═════ Dataset content

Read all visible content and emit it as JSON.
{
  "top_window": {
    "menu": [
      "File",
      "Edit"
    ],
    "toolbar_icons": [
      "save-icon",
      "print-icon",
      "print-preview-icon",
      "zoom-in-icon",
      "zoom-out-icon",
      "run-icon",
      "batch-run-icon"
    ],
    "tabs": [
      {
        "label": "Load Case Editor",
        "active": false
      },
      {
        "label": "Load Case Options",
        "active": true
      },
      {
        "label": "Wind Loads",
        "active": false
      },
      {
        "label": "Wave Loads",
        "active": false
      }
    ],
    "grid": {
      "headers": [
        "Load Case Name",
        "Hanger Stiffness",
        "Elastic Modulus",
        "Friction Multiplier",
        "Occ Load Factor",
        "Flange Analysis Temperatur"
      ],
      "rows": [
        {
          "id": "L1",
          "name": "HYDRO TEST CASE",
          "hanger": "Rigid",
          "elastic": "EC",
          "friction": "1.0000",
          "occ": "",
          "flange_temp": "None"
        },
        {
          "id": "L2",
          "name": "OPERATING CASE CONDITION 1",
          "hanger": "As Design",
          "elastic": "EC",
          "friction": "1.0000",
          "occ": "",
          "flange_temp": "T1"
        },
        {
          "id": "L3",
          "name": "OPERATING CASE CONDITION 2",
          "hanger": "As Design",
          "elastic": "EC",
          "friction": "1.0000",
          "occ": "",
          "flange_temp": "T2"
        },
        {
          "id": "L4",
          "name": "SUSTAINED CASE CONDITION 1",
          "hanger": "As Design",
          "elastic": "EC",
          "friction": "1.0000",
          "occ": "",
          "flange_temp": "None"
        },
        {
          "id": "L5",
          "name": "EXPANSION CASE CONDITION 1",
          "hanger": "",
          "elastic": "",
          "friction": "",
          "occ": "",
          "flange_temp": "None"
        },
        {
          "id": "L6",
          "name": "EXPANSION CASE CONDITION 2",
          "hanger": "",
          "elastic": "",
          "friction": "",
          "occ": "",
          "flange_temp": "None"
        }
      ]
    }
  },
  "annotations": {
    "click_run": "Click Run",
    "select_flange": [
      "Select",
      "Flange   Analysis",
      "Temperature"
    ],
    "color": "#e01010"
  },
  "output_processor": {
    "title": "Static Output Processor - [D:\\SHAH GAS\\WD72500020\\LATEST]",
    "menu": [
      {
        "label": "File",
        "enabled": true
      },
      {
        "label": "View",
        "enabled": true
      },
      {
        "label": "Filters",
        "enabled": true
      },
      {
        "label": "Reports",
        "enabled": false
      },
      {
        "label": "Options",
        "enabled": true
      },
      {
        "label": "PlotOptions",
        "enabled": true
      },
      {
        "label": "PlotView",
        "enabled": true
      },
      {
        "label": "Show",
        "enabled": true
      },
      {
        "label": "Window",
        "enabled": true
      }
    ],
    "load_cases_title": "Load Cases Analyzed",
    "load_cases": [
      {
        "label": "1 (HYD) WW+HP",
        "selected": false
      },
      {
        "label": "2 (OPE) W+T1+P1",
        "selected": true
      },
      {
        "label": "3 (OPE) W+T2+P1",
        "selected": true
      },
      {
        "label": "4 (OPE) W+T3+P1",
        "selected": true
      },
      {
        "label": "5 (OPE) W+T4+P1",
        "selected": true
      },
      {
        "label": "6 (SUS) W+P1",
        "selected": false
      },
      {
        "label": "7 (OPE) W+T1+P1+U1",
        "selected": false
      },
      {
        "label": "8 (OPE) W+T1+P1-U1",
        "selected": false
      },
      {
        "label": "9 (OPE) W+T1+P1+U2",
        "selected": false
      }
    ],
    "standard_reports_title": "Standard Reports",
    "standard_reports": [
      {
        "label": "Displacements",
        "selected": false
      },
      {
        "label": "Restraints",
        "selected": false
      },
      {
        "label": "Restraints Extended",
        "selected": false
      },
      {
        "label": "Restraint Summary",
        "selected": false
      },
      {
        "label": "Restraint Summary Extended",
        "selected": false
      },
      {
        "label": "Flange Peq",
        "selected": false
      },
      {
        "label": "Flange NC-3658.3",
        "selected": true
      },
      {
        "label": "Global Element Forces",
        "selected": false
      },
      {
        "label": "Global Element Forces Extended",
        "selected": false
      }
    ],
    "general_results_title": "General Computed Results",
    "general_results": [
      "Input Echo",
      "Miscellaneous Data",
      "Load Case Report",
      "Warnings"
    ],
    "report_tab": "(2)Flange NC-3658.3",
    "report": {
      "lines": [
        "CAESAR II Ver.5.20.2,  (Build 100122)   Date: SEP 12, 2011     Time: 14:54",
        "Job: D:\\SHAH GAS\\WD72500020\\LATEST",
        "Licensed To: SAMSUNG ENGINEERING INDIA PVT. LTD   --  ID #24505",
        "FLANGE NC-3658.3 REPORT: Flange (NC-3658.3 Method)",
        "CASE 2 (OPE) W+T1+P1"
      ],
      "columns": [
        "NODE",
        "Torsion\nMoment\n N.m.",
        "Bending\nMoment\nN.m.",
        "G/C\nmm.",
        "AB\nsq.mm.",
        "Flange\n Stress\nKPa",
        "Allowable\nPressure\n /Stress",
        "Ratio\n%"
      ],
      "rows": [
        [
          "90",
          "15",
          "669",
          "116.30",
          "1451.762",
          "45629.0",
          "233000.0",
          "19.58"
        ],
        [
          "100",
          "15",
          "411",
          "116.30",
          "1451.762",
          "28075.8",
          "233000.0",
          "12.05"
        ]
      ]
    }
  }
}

══════════
═════ Dataset content

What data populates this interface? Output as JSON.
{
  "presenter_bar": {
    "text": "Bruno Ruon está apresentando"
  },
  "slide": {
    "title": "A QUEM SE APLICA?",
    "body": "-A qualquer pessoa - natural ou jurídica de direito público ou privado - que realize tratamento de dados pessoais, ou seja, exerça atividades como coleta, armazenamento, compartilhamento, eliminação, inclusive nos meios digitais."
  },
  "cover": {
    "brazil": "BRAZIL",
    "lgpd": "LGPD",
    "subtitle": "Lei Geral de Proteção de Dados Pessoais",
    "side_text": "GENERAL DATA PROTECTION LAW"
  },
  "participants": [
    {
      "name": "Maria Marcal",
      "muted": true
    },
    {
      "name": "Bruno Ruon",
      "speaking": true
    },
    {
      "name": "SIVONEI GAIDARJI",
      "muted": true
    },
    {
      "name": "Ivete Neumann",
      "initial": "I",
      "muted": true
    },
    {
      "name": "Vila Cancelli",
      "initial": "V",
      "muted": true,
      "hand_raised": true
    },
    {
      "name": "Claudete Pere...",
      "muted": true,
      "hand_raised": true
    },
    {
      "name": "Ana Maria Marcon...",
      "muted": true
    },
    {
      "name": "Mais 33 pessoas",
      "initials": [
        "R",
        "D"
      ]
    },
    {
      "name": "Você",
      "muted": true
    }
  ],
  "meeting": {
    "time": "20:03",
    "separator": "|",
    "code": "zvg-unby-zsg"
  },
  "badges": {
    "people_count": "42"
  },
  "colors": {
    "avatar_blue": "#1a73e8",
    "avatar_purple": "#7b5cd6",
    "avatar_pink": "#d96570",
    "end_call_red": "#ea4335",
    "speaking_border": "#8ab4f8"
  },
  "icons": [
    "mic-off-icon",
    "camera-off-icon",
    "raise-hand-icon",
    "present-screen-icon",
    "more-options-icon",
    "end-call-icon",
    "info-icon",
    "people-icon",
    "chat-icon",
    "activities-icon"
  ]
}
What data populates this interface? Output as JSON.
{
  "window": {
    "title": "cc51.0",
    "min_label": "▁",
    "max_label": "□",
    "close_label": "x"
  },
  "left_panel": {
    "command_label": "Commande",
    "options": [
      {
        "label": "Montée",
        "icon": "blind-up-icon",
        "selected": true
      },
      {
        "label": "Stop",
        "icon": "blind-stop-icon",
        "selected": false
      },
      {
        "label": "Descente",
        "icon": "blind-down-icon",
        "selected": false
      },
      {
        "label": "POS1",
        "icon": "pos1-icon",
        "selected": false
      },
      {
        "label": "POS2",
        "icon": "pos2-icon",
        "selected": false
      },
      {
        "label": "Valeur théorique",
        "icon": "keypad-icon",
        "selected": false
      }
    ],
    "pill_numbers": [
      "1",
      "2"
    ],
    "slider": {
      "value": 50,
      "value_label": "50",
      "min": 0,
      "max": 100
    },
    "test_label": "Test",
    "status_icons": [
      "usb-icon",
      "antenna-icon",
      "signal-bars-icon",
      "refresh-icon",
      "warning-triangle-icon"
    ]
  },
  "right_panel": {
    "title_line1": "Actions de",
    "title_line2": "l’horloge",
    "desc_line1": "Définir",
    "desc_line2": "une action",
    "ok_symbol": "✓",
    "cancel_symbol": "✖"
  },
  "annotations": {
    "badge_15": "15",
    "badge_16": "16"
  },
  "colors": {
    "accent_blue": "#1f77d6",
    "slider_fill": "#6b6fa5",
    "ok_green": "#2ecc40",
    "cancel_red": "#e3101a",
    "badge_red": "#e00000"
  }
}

══════════
═════ Dataset content

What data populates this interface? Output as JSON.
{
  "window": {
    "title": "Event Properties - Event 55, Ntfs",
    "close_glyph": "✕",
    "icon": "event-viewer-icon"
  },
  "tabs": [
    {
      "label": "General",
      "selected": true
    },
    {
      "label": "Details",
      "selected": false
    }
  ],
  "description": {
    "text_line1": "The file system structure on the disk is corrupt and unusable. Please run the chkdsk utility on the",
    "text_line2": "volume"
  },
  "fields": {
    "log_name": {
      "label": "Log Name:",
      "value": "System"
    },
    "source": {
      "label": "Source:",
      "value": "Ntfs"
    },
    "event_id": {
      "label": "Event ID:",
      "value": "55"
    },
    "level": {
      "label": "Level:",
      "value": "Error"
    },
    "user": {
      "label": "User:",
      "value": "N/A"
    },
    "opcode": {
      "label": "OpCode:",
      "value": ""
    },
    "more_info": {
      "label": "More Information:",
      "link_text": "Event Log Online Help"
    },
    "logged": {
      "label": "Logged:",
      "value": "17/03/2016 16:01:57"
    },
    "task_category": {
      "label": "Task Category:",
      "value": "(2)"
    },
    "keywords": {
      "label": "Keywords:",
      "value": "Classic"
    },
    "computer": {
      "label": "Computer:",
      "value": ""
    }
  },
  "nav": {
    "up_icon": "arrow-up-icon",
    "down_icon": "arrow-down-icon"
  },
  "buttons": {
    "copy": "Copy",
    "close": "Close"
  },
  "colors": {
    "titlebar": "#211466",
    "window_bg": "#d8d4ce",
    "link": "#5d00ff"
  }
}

══════════

### Short exercise
Which lines in the records above contain the string "Global"? Copy each one.

### Exercise solution
        "label": "Global Element Forces",
        "label": "Global Element Forces Extended",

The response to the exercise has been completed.